*Source text:*

Jordi César López Delgado (born 27 March 1992), known as Jordi César, is a Spanish footballer who plays for CF Gandía as a centre-back or a left-back.

Club career
Jordi César was born in Alicante from Uruguayan ancestors, his great-grandfather Juan Delgado having played for Peñarol. He played youth football for five clubs including Hércules CF, Real Madrid and Real Valladolid, making his senior debut with the latter's B team in the 2011–12 season in the Tercera División; on 8 September 2011, he appeared in his first official game with the main squad courtesy of manager Miroslav Đukić, coming on as a late substitute in a 6–0 home win against Gimnàstic de Tarragona in the second round of the Copa del Rey.

In the summer of 2012, Jordi César returned to Hércules, initially being assigned to the reserves in the regional championships. On 2 December 2012 he played his first match in the Segunda División, at SD Huesca (45 minutes, 1–1 draw, providing the assist for Javier Portillo's late equaliser), as coach Quique Hernández had lost both left-backs – Paco Peña and Pepe Sellés – to injury.

*Exercise a:* Retype the picture layout entries word for word, from the beginning of the entries through the line that contains "The cylinder 40 is at (216, 330).", including both ends. Leave out the pictures.

*Data entries:*
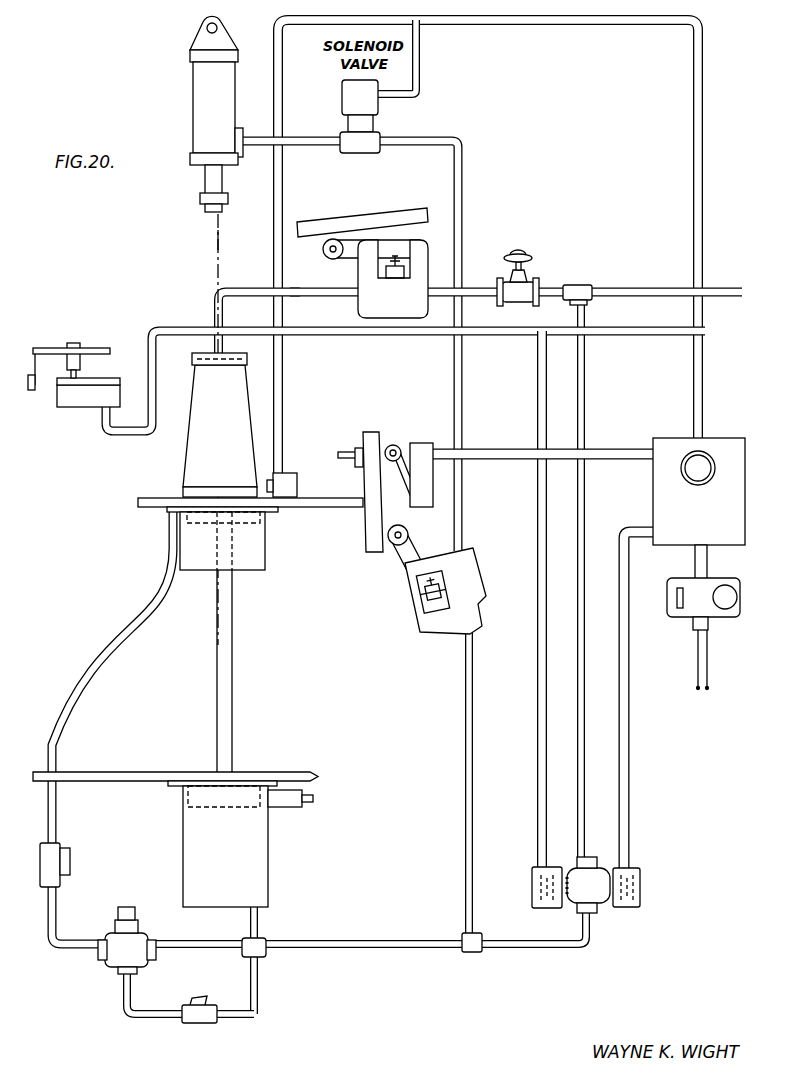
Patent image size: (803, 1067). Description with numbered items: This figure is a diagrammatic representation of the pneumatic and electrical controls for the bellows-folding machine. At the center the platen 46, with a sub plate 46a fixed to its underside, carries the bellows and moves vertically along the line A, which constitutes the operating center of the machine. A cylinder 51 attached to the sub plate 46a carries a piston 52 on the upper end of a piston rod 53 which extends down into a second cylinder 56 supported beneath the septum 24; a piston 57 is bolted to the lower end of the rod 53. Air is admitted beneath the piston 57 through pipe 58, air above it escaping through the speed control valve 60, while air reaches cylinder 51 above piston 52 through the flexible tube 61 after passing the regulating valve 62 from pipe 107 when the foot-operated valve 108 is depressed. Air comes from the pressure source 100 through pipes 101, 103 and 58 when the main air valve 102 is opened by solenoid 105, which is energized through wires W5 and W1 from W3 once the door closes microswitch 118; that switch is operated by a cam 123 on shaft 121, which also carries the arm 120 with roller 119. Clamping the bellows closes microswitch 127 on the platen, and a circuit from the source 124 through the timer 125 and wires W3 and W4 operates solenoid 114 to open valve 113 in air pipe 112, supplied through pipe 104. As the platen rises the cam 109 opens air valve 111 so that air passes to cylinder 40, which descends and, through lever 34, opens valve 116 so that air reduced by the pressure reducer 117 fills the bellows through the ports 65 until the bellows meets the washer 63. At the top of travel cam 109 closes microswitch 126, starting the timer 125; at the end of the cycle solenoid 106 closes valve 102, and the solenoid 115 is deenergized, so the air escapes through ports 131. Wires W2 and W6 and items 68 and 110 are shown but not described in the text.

The septum 24 is at (318, 774).
The lever 34 is at (356, 221).
The cylinder 40 is at (216, 330).
The platen 46 is at (138, 501).
The sub plate 46a is at (170, 513).
The cylinder 51 is at (252, 565).
The piston 52 is at (258, 521).
The piston rod 53 is at (234, 675).
The second cylinder 56 is at (260, 852).
The piston 57 is at (250, 786).
The pipe 58 is at (258, 922).
The speed control valve 60 is at (294, 805).
The flexible tube 61 is at (132, 628).
The regulating valve 62 is at (70, 857).
The washer 63 is at (195, 368).
The ports 65 is at (192, 358).
The pipe 68 is at (248, 292).
The pressure source 100 is at (665, 290).
The pipe 101 is at (586, 498).
The main air valve 102 is at (600, 905).
The pipe 103 is at (518, 950).
The pipe 104 is at (468, 840).
The solenoid 105 is at (534, 872).
The solenoid 106 is at (640, 872).
The pipe 107 is at (186, 945).
The foot-operated valve 108 is at (118, 956).
The cam 109 is at (372, 432).
The roller 110 is at (392, 548).
The air valve 111 is at (445, 591).
The air pipe 112 is at (462, 380).
The valve 113 is at (358, 150).
The solenoid 114 is at (372, 104).
The solenoid 115 is at (330, 260).
The valve 116 is at (393, 279).
The pressure reducer 117 is at (512, 298).
The microswitch 118 is at (88, 392).
The roller 119 is at (32, 392).
The arm 120 is at (36, 348).
The shaft 121 is at (112, 348).
The cam 123 is at (78, 343).
The source 124 is at (708, 661).
The timer 125 is at (699, 491).
The microswitch 126 is at (418, 502).
The microswitch 127 is at (290, 473).
The ports 131 is at (567, 900).
The line A is at (215, 247).
The wire W1 is at (538, 570).
The wire W2 is at (626, 455).
The wire W3 is at (703, 188).
The wire W4 is at (280, 18).
The wire W5 is at (340, 336).
The wire W6 is at (628, 768).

*Exercise b:* Translate this sentence from the text about Jordi César into Spanish: "In the summer of 2012, Jordi César returned to Hércules, initially being assigned to the reserves in the regional championships."

*Final result a:*
Patent image size: (803, 1067). Description with numbered items: This figure is a diagrammatic representation of the pneumatic and electrical controls for the bellows-folding machine. At the center the platen 46, with a sub plate 46a fixed to its underside, carries the bellows and moves vertically along the line A, which constitutes the operating center of the machine. A cylinder 51 attached to the sub plate 46a carries a piston 52 on the upper end of a piston rod 53 which extends down into a second cylinder 56 supported beneath the septum 24; a piston 57 is bolted to the lower end of the rod 53. Air is admitted beneath the piston 57 through pipe 58, air above it escaping through the speed control valve 60, while air reaches cylinder 51 above piston 52 through the flexible tube 61 after passing the regulating valve 62 from pipe 107 when the foot-operated valve 108 is depressed. Air comes from the pressure source 100 through pipes 101, 103 and 58 when the main air valve 102 is opened by solenoid 105, which is energized through wires W5 and W1 from W3 once the door closes microswitch 118; that switch is operated by a cam 123 on shaft 121, which also carries the arm 120 with roller 119. Clamping the bellows closes microswitch 127 on the platen, and a circuit from the source 124 through the timer 125 and wires W3 and W4 operates solenoid 114 to open valve 113 in air pipe 112, supplied through pipe 104. As the platen rises the cam 109 opens air valve 111 so that air passes to cylinder 40, which descends and, through lever 34, opens valve 116 so that air reduced by the pressure reducer 117 fills the bellows through the ports 65 until the bellows meets the washer 63. At the top of travel cam 109 closes microswitch 126, starting the timer 125; at the end of the cycle solenoid 106 closes valve 102, and the solenoid 115 is deenergized, so the air escapes through ports 131. Wires W2 and W6 and items 68 and 110 are shown but not described in the text.

The septum 24 is at (318, 774).
The lever 34 is at (356, 221).
The cylinder 40 is at (216, 330).

*Final result b:* En el verano de 2012, Jordi César regresó al Hércules, siendo asignado inicialmente al filial en los campeonatos regionales.